### TASK DIRECTIONS:
Return the listing below verbatim. Pictures do not belong in the copy.

### DATASET CONTENT:
== == ==

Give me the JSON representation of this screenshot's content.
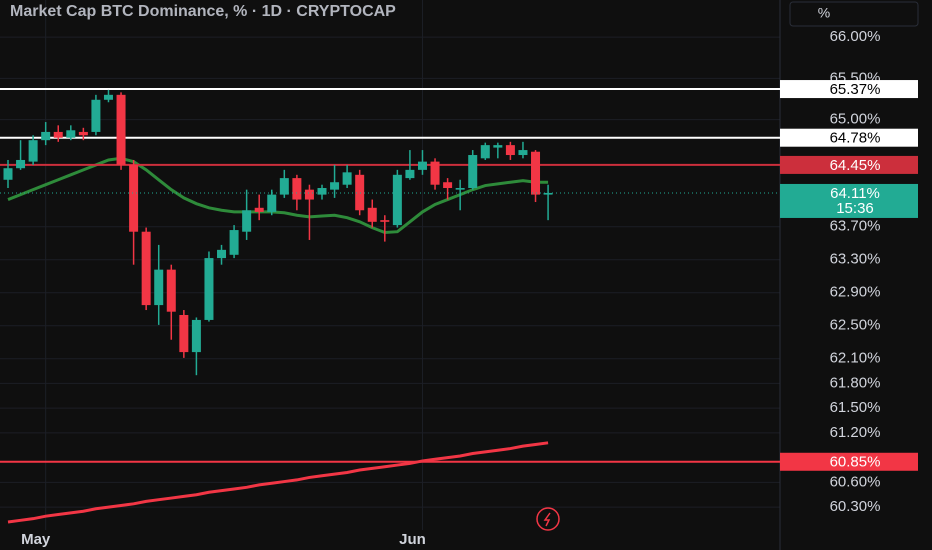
{
  "chart_data": {
    "type": "candlestick",
    "title": "Market Cap BTC Dominance, % · 1D · CRYPTOCAP",
    "button": "%",
    "categories": [
      null,
      null,
      null,
      "May",
      null,
      null,
      null,
      null,
      null,
      null,
      null,
      null,
      null,
      null,
      null,
      null,
      null,
      null,
      null,
      null,
      null,
      null,
      null,
      null,
      null,
      null,
      null,
      null,
      null,
      null,
      null,
      null,
      null,
      "Jun",
      null,
      null,
      null,
      null,
      null,
      null,
      null,
      null,
      null,
      null
    ],
    "open": [
      64.27,
      64.41,
      64.49,
      64.75,
      64.85,
      64.78,
      64.85,
      64.85,
      65.24,
      65.3,
      64.45,
      63.64,
      62.75,
      63.18,
      62.63,
      62.18,
      62.57,
      63.32,
      63.36,
      63.64,
      63.93,
      63.88,
      64.09,
      64.29,
      64.15,
      64.09,
      64.15,
      64.21,
      64.33,
      63.93,
      63.78,
      63.72,
      64.29,
      64.39,
      64.49,
      64.24,
      64.15,
      64.17,
      64.53,
      64.66,
      64.69,
      64.57,
      64.61,
      64.09
    ],
    "high": [
      64.51,
      64.75,
      64.81,
      64.97,
      64.93,
      64.93,
      64.9,
      65.3,
      65.36,
      65.33,
      64.51,
      63.69,
      63.48,
      63.24,
      62.69,
      62.6,
      63.4,
      63.48,
      63.72,
      64.15,
      64.09,
      64.15,
      64.39,
      64.33,
      64.21,
      64.21,
      64.45,
      64.45,
      64.39,
      64.03,
      63.84,
      64.39,
      64.63,
      64.63,
      64.53,
      64.29,
      64.27,
      64.63,
      64.72,
      64.72,
      64.73,
      64.73,
      64.63,
      64.21
    ],
    "low": [
      64.17,
      64.39,
      64.45,
      64.69,
      64.73,
      64.75,
      64.75,
      64.81,
      65.21,
      64.39,
      63.24,
      62.69,
      62.51,
      62.33,
      62.11,
      61.9,
      62.55,
      63.24,
      63.32,
      63.54,
      63.78,
      63.84,
      64.05,
      63.9,
      63.54,
      64.03,
      64.05,
      64.17,
      63.84,
      63.69,
      63.52,
      63.69,
      64.27,
      64.33,
      64.15,
      64.03,
      63.9,
      64.15,
      64.51,
      64.53,
      64.51,
      64.53,
      64.0,
      63.78
    ],
    "close": [
      64.41,
      64.51,
      64.75,
      64.85,
      64.78,
      64.87,
      64.81,
      65.24,
      65.3,
      64.45,
      63.64,
      62.75,
      63.18,
      62.67,
      62.18,
      62.57,
      63.32,
      63.42,
      63.66,
      63.9,
      63.88,
      64.09,
      64.29,
      64.03,
      64.03,
      64.17,
      64.24,
      64.36,
      63.9,
      63.76,
      63.76,
      64.33,
      64.39,
      64.49,
      64.21,
      64.17,
      64.17,
      64.57,
      64.69,
      64.69,
      64.57,
      64.63,
      64.09,
      64.11
    ],
    "up_color": "#22ab94",
    "down_color": "#f23645",
    "overlays": [
      {
        "color": "#2e8b3a",
        "values": [
          64.03,
          64.09,
          64.15,
          64.21,
          64.27,
          64.33,
          64.39,
          64.45,
          64.51,
          64.53,
          64.49,
          64.39,
          64.27,
          64.15,
          64.05,
          63.98,
          63.93,
          63.9,
          63.88,
          63.88,
          63.88,
          63.88,
          63.87,
          63.84,
          63.82,
          63.83,
          63.84,
          63.81,
          63.76,
          63.69,
          63.63,
          63.64,
          63.76,
          63.88,
          63.97,
          64.03,
          64.09,
          64.15,
          64.2,
          64.22,
          64.24,
          64.26,
          64.24,
          64.24
        ]
      },
      {
        "color": "#f23645",
        "values": [
          60.12,
          60.14,
          60.16,
          60.19,
          60.21,
          60.23,
          60.25,
          60.28,
          60.3,
          60.32,
          60.34,
          60.37,
          60.39,
          60.41,
          60.43,
          60.45,
          60.48,
          60.5,
          60.52,
          60.54,
          60.57,
          60.59,
          60.61,
          60.63,
          60.66,
          60.68,
          60.7,
          60.72,
          60.75,
          60.77,
          60.79,
          60.81,
          60.83,
          60.86,
          60.88,
          60.9,
          60.92,
          60.95,
          60.97,
          60.99,
          61.01,
          61.04,
          61.06,
          61.08
        ]
      }
    ],
    "levels": [
      {
        "value": 65.37,
        "label": "65.37%",
        "color": "#ffffff",
        "text_color": "#000000"
      },
      {
        "value": 64.78,
        "label": "64.78%",
        "color": "#ffffff",
        "text_color": "#000000"
      },
      {
        "value": 64.45,
        "label": "64.45%",
        "color": "#cc2f3c",
        "text_color": "#ffffff"
      },
      {
        "value": 60.85,
        "label": "60.85%",
        "color": "#f23645",
        "text_color": "#ffffff"
      }
    ],
    "current": {
      "value": 64.11,
      "label": "64.11%",
      "time": "15:36",
      "color": "#22ab94"
    },
    "ylim": [
      59.78,
      66.45
    ],
    "yticks": [
      {
        "value": 66,
        "label": "66.00%"
      },
      {
        "value": 65.5,
        "label": "65.50%"
      },
      {
        "value": 65,
        "label": "65.00%"
      },
      {
        "value": 63.7,
        "label": "63.70%"
      },
      {
        "value": 63.3,
        "label": "63.30%"
      },
      {
        "value": 62.9,
        "label": "62.90%"
      },
      {
        "value": 62.5,
        "label": "62.50%"
      },
      {
        "value": 62.1,
        "label": "62.10%"
      },
      {
        "value": 61.8,
        "label": "61.80%"
      },
      {
        "value": 61.5,
        "label": "61.50%"
      },
      {
        "value": 61.2,
        "label": "61.20%"
      },
      {
        "value": 60.6,
        "label": "60.60%"
      },
      {
        "value": 60.3,
        "label": "60.30%"
      }
    ],
    "grid": true
  }
}
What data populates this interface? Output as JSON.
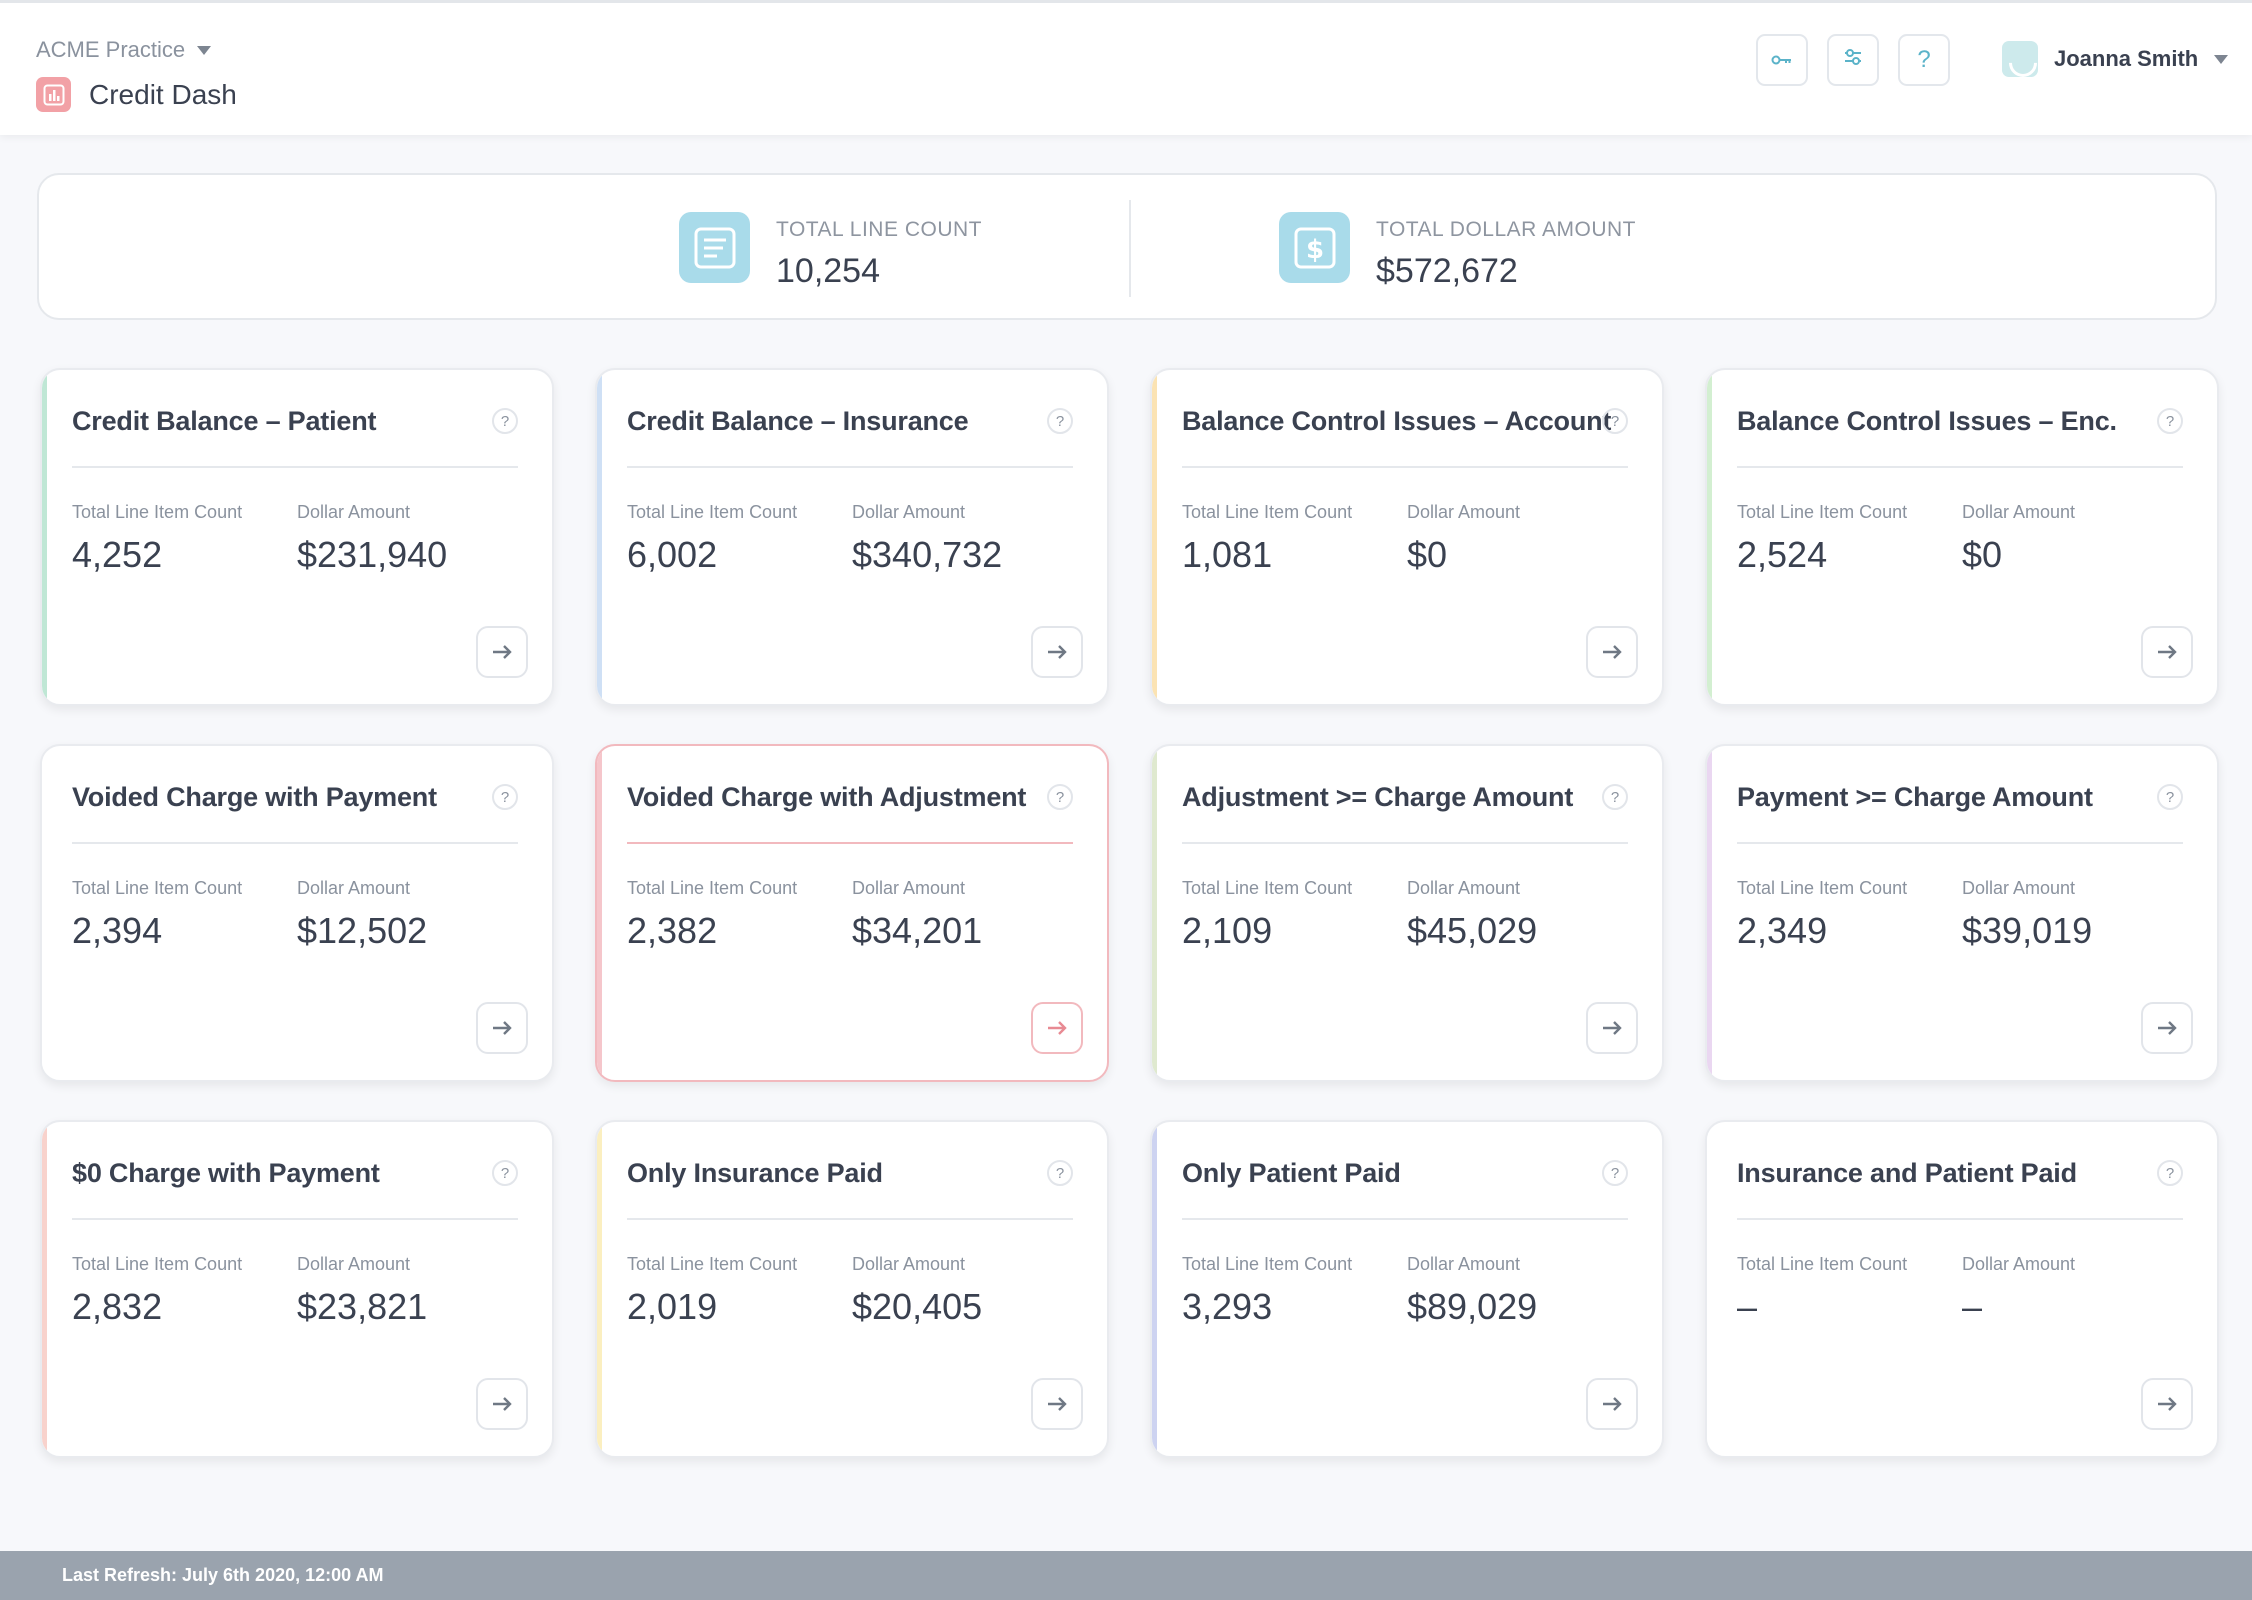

== == ==

### TASK RESPONSE:
Give me the JSON representation of this screenshot's content.
{
  "chart_data": {
    "type": "candlestick",
    "title": "Market Cap BTC Dominance, % · 1D · CRYPTOCAP",
    "button": "%",
    "categories": [
      null,
      null,
      null,
      "May",
      null,
      null,
      null,
      null,
      null,
      null,
      null,
      null,
      null,
      null,
      null,
      null,
      null,
      null,
      null,
      null,
      null,
      null,
      null,
      null,
      null,
      null,
      null,
      null,
      null,
      null,
      null,
      null,
      null,
      "Jun",
      null,
      null,
      null,
      null,
      null,
      null,
      null,
      null,
      null,
      null
    ],
    "open": [
      64.27,
      64.41,
      64.49,
      64.75,
      64.85,
      64.78,
      64.85,
      64.85,
      65.24,
      65.3,
      64.45,
      63.64,
      62.75,
      63.18,
      62.63,
      62.18,
      62.57,
      63.32,
      63.36,
      63.64,
      63.93,
      63.88,
      64.09,
      64.29,
      64.15,
      64.09,
      64.15,
      64.21,
      64.33,
      63.93,
      63.78,
      63.72,
      64.29,
      64.39,
      64.49,
      64.24,
      64.15,
      64.17,
      64.53,
      64.66,
      64.69,
      64.57,
      64.61,
      64.09
    ],
    "high": [
      64.51,
      64.75,
      64.81,
      64.97,
      64.93,
      64.93,
      64.9,
      65.3,
      65.36,
      65.33,
      64.51,
      63.69,
      63.48,
      63.24,
      62.69,
      62.6,
      63.4,
      63.48,
      63.72,
      64.15,
      64.09,
      64.15,
      64.39,
      64.33,
      64.21,
      64.21,
      64.45,
      64.45,
      64.39,
      64.03,
      63.84,
      64.39,
      64.63,
      64.63,
      64.53,
      64.29,
      64.27,
      64.63,
      64.72,
      64.72,
      64.73,
      64.73,
      64.63,
      64.21
    ],
    "low": [
      64.17,
      64.39,
      64.45,
      64.69,
      64.73,
      64.75,
      64.75,
      64.81,
      65.21,
      64.39,
      63.24,
      62.69,
      62.51,
      62.33,
      62.11,
      61.9,
      62.55,
      63.24,
      63.32,
      63.54,
      63.78,
      63.84,
      64.05,
      63.9,
      63.54,
      64.03,
      64.05,
      64.17,
      63.84,
      63.69,
      63.52,
      63.69,
      64.27,
      64.33,
      64.15,
      64.03,
      63.9,
      64.15,
      64.51,
      64.53,
      64.51,
      64.53,
      64.0,
      63.78
    ],
    "close": [
      64.41,
      64.51,
      64.75,
      64.85,
      64.78,
      64.87,
      64.81,
      65.24,
      65.3,
      64.45,
      63.64,
      62.75,
      63.18,
      62.67,
      62.18,
      62.57,
      63.32,
      63.42,
      63.66,
      63.9,
      63.88,
      64.09,
      64.29,
      64.03,
      64.03,
      64.17,
      64.24,
      64.36,
      63.9,
      63.76,
      63.76,
      64.33,
      64.39,
      64.49,
      64.21,
      64.17,
      64.17,
      64.57,
      64.69,
      64.69,
      64.57,
      64.63,
      64.09,
      64.11
    ],
    "up_color": "#22ab94",
    "down_color": "#f23645",
    "overlays": [
      {
        "color": "#2e8b3a",
        "values": [
          64.03,
          64.09,
          64.15,
          64.21,
          64.27,
          64.33,
          64.39,
          64.45,
          64.51,
          64.53,
          64.49,
          64.39,
          64.27,
          64.15,
          64.05,
          63.98,
          63.93,
          63.9,
          63.88,
          63.88,
          63.88,
          63.88,
          63.87,
          63.84,
          63.82,
          63.83,
          63.84,
          63.81,
          63.76,
          63.69,
          63.63,
          63.64,
          63.76,
          63.88,
          63.97,
          64.03,
          64.09,
          64.15,
          64.2,
          64.22,
          64.24,
          64.26,
          64.24,
          64.24
        ]
      },
      {
        "color": "#f23645",
        "values": [
          60.12,
          60.14,
          60.16,
          60.19,
          60.21,
          60.23,
          60.25,
          60.28,
          60.3,
          60.32,
          60.34,
          60.37,
          60.39,
          60.41,
          60.43,
          60.45,
          60.48,
          60.5,
          60.52,
          60.54,
          60.57,
          60.59,
          60.61,
          60.63,
          60.66,
          60.68,
          60.7,
          60.72,
          60.75,
          60.77,
          60.79,
          60.81,
          60.83,
          60.86,
          60.88,
          60.9,
          60.92,
          60.95,
          60.97,
          60.99,
          61.01,
          61.04,
          61.06,
          61.08
        ]
      }
    ],
    "levels": [
      {
        "value": 65.37,
        "label": "65.37%",
        "color": "#ffffff",
        "text_color": "#000000"
      },
      {
        "value": 64.78,
        "label": "64.78%",
        "color": "#ffffff",
        "text_color": "#000000"
      },
      {
        "value": 64.45,
        "label": "64.45%",
        "color": "#cc2f3c",
        "text_color": "#ffffff"
      },
      {
        "value": 60.85,
        "label": "60.85%",
        "color": "#f23645",
        "text_color": "#ffffff"
      }
    ],
    "current": {
      "value": 64.11,
      "label": "64.11%",
      "time": "15:36",
      "color": "#22ab94"
    },
    "ylim": [
      59.78,
      66.45
    ],
    "yticks": [
      {
        "value": 66,
        "label": "66.00%"
      },
      {
        "value": 65.5,
        "label": "65.50%"
      },
      {
        "value": 65,
        "label": "65.00%"
      },
      {
        "value": 63.7,
        "label": "63.70%"
      },
      {
        "value": 63.3,
        "label": "63.30%"
      },
      {
        "value": 62.9,
        "label": "62.90%"
      },
      {
        "value": 62.5,
        "label": "62.50%"
      },
      {
        "value": 62.1,
        "label": "62.10%"
      },
      {
        "value": 61.8,
        "label": "61.80%"
      },
      {
        "value": 61.5,
        "label": "61.50%"
      },
      {
        "value": 61.2,
        "label": "61.20%"
      },
      {
        "value": 60.6,
        "label": "60.60%"
      },
      {
        "value": 60.3,
        "label": "60.30%"
      }
    ],
    "grid": true
  }
}
What data populates this interface? Output as JSON.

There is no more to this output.